▶ TASK DETAILS
Look through the data below. Pick out the lines holding the string "welchem".

>>>

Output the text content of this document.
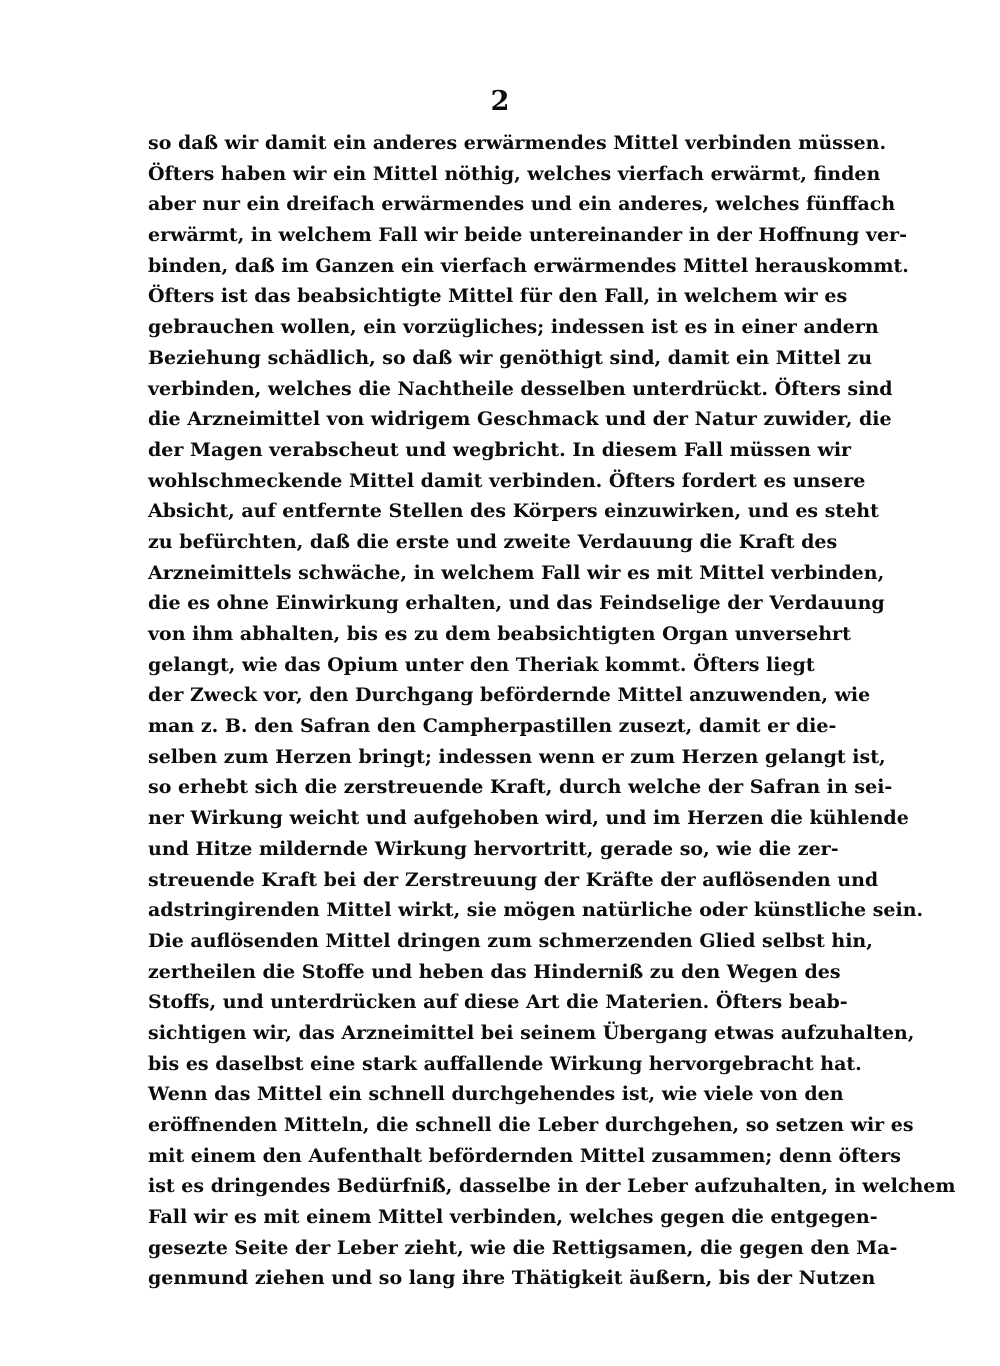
2
so daß wir damit ein anderes erwärmendes Mittel verbinden müssen.
Öfters haben wir ein Mittel nöthig, welches vierfach erwärmt, finden
aber nur ein dreifach erwärmendes und ein anderes, welches fünffach
erwärmt, in welchem Fall wir beide untereinander in der Hoffnung ver-
binden, daß im Ganzen ein vierfach erwärmendes Mittel herauskommt.
Öfters ist das beabsichtigte Mittel für den Fall, in welchem wir es
gebrauchen wollen, ein vorzügliches; indessen ist es in einer andern
Beziehung schädlich, so daß wir genöthigt sind, damit ein Mittel zu
verbinden, welches die Nachtheile desselben unterdrückt. Öfters sind
die Arzneimittel von widrigem Geschmack und der Natur zuwider, die
der Magen verabscheut und wegbricht. In diesem Fall müssen wir
wohlschmeckende Mittel damit verbinden. Öfters fordert es unsere
Absicht, auf entfernte Stellen des Körpers einzuwirken, und es steht
zu befürchten, daß die erste und zweite Verdauung die Kraft des
Arzneimittels schwäche, in welchem Fall wir es mit Mittel verbinden,
die es ohne Einwirkung erhalten, und das Feindselige der Verdauung
von ihm abhalten, bis es zu dem beabsichtigten Organ unversehrt
gelangt, wie das Opium unter den Theriak kommt. Öfters liegt
der Zweck vor, den Durchgang befördernde Mittel anzuwenden, wie
man z. B. den Safran den Campherpastillen zusezt, damit er die-
selben zum Herzen bringt; indessen wenn er zum Herzen gelangt ist,
so erhebt sich die zerstreuende Kraft, durch welche der Safran in sei-
ner Wirkung weicht und aufgehoben wird, und im Herzen die kühlende
und Hitze mildernde Wirkung hervortritt, gerade so, wie die zer-
streuende Kraft bei der Zerstreuung der Kräfte der auflösenden und
adstringirenden Mittel wirkt, sie mögen natürliche oder künstliche sein.
Die auflösenden Mittel dringen zum schmerzenden Glied selbst hin,
zertheilen die Stoffe und heben das Hinderniß zu den Wegen des
Stoffs, und unterdrücken auf diese Art die Materien. Öfters beab-
sichtigen wir, das Arzneimittel bei seinem Übergang etwas aufzuhalten,
bis es daselbst eine stark auffallende Wirkung hervorgebracht hat.
Wenn das Mittel ein schnell durchgehendes ist, wie viele von den
eröffnenden Mitteln, die schnell die Leber durchgehen, so setzen wir es
mit einem den Aufenthalt befördernden Mittel zusammen; denn öfters
ist es dringendes Bedürfniß, dasselbe in der Leber aufzuhalten, in welchem
Fall wir es mit einem Mittel verbinden, welches gegen die entgegen-
gesezte Seite der Leber zieht, wie die Rettigsamen, die gegen den Ma-
genmund ziehen und so lang ihre Thätigkeit äußern, bis der Nutzen
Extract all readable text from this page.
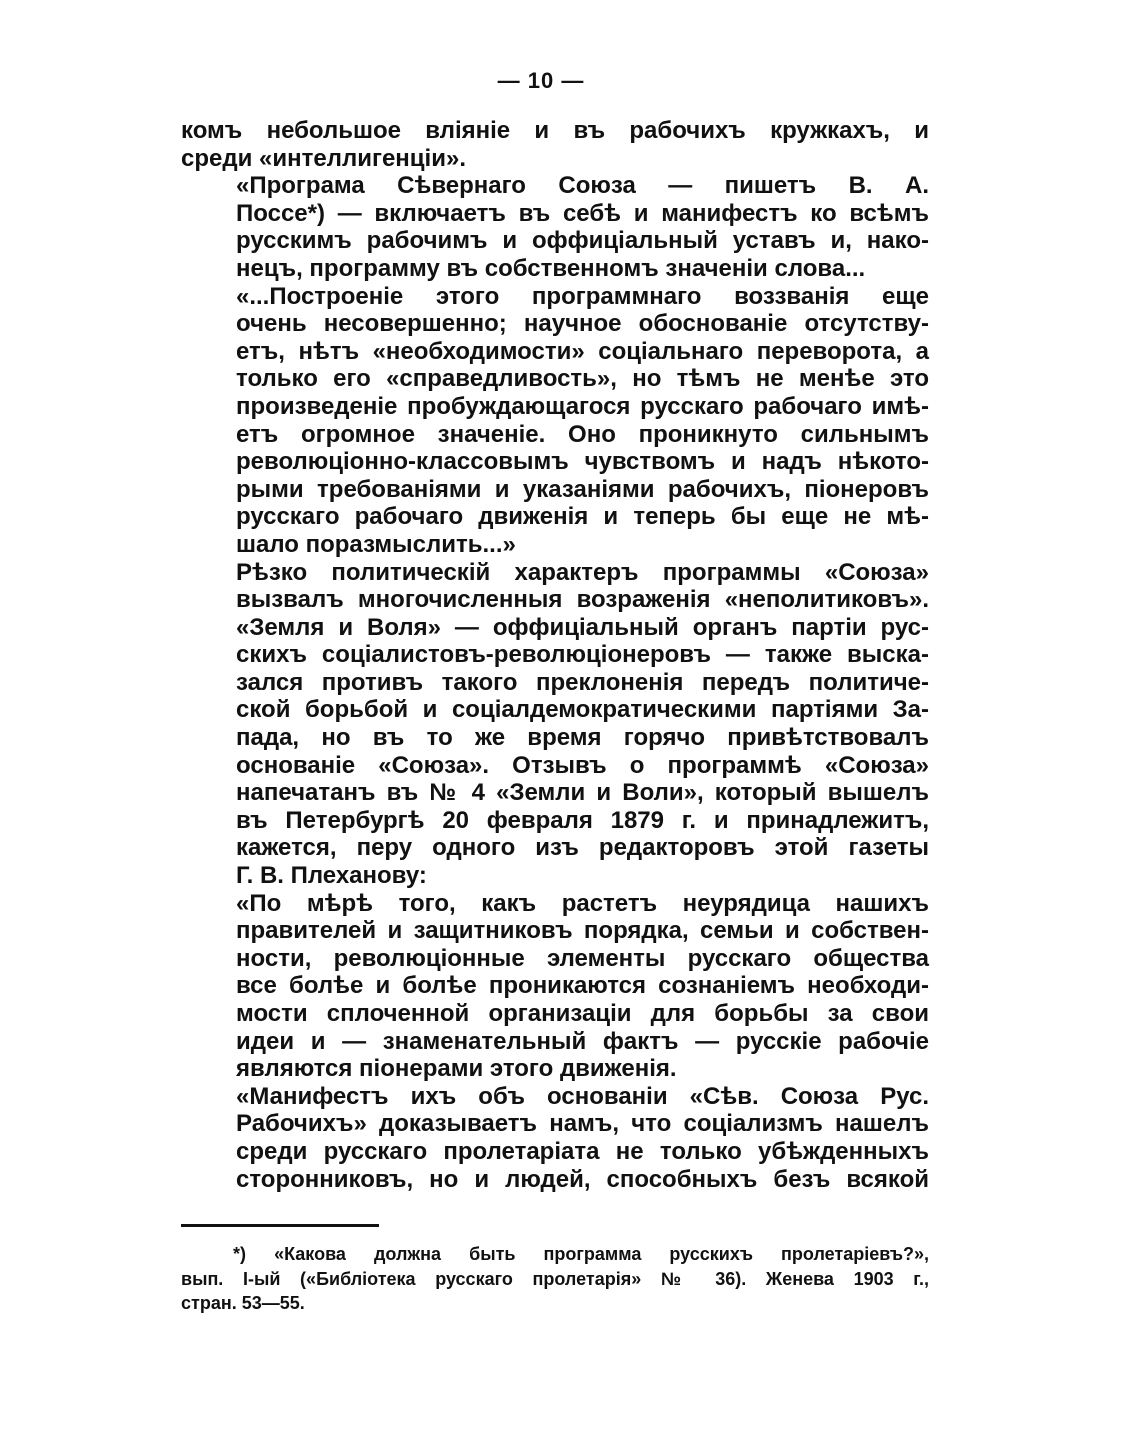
— 10 —

комъ небольшое вліяніе и въ рабочихъ кружкахъ, и
среди «интеллигенціи».

«Програма Сѣвернаго Союза — пишетъ В. А.
Поссе*) — включаетъ въ себѣ и манифестъ ко всѣмъ
русскимъ рабочимъ и оффиціальный уставъ и, нако-
нецъ, программу въ собственномъ значеніи слова...

«...Построеніе этого программнаго воззванія еще
очень несовершенно; научное обоснованіе отсутству-
етъ, нѣтъ «необходимости» соціальнаго переворота, а
только его «справедливость», но тѣмъ не менѣе это
произведеніе пробуждающагося русскаго рабочаго имѣ-
етъ огромное значеніе. Оно проникнуто сильнымъ
революціонно-классовымъ чувствомъ и надъ нѣкото-
рыми требованіями и указаніями рабочихъ, піонеровъ
русскаго рабочаго движенія и теперь бы еще не мѣ-
шало поразмыслить...»

Рѣзко политическій характеръ программы «Союза»
вызвалъ многочисленныя возраженія «неполитиковъ».
«Земля и Воля» — оффиціальный органъ партіи рус-
скихъ соціалистовъ-революціонеровъ — также выска-
зался противъ такого преклоненія передъ политиче-
ской борьбой и соціалдемократическими партіями За-
пада, но въ то же время горячо привѣтствовалъ
основаніе «Союза». Отзывъ о программѣ «Союза»
напечатанъ въ № 4 «Земли и Воли», который вышелъ
въ Петербургѣ 20 февраля 1879 г. и принадлежитъ,
кажется, перу одного изъ редакторовъ этой газеты
Г. В. Плеханову:

«По мѣрѣ того, какъ растетъ неурядица нашихъ
правителей и защитниковъ порядка, семьи и собствен-
ности, революціонные элементы русскаго общества
все болѣе и болѣе проникаются сознаніемъ необходи-
мости сплоченной организаціи для борьбы за свои
идеи и — знаменательный фактъ — русскіе рабочіе
являются піонерами этого движенія.

«Манифестъ ихъ объ основаніи «Сѣв. Союза Рус.
Рабочихъ» доказываетъ намъ, что соціализмъ нашелъ
среди русскаго пролетаріата не только убѣжденныхъ
сторонниковъ, но и людей, способныхъ безъ всякой

*) «Какова должна быть программа русскихъ пролетаріевъ?»,
вып. I-ый («Библіотека русскаго пролетарія» № 36). Женева 1903 г.,
стран. 53—55.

<<<

▶ RESULT
erwärmt, in welchem Fall wir beide untereinander in der Hoffnung ver-
Öfters ist das beabsichtigte Mittel für den Fall, in welchem wir es
Arzneimittels schwäche, in welchem Fall wir es mit Mittel verbinden,
ist es dringendes Bedürfniß, dasselbe in der Leber aufzuhalten, in welchem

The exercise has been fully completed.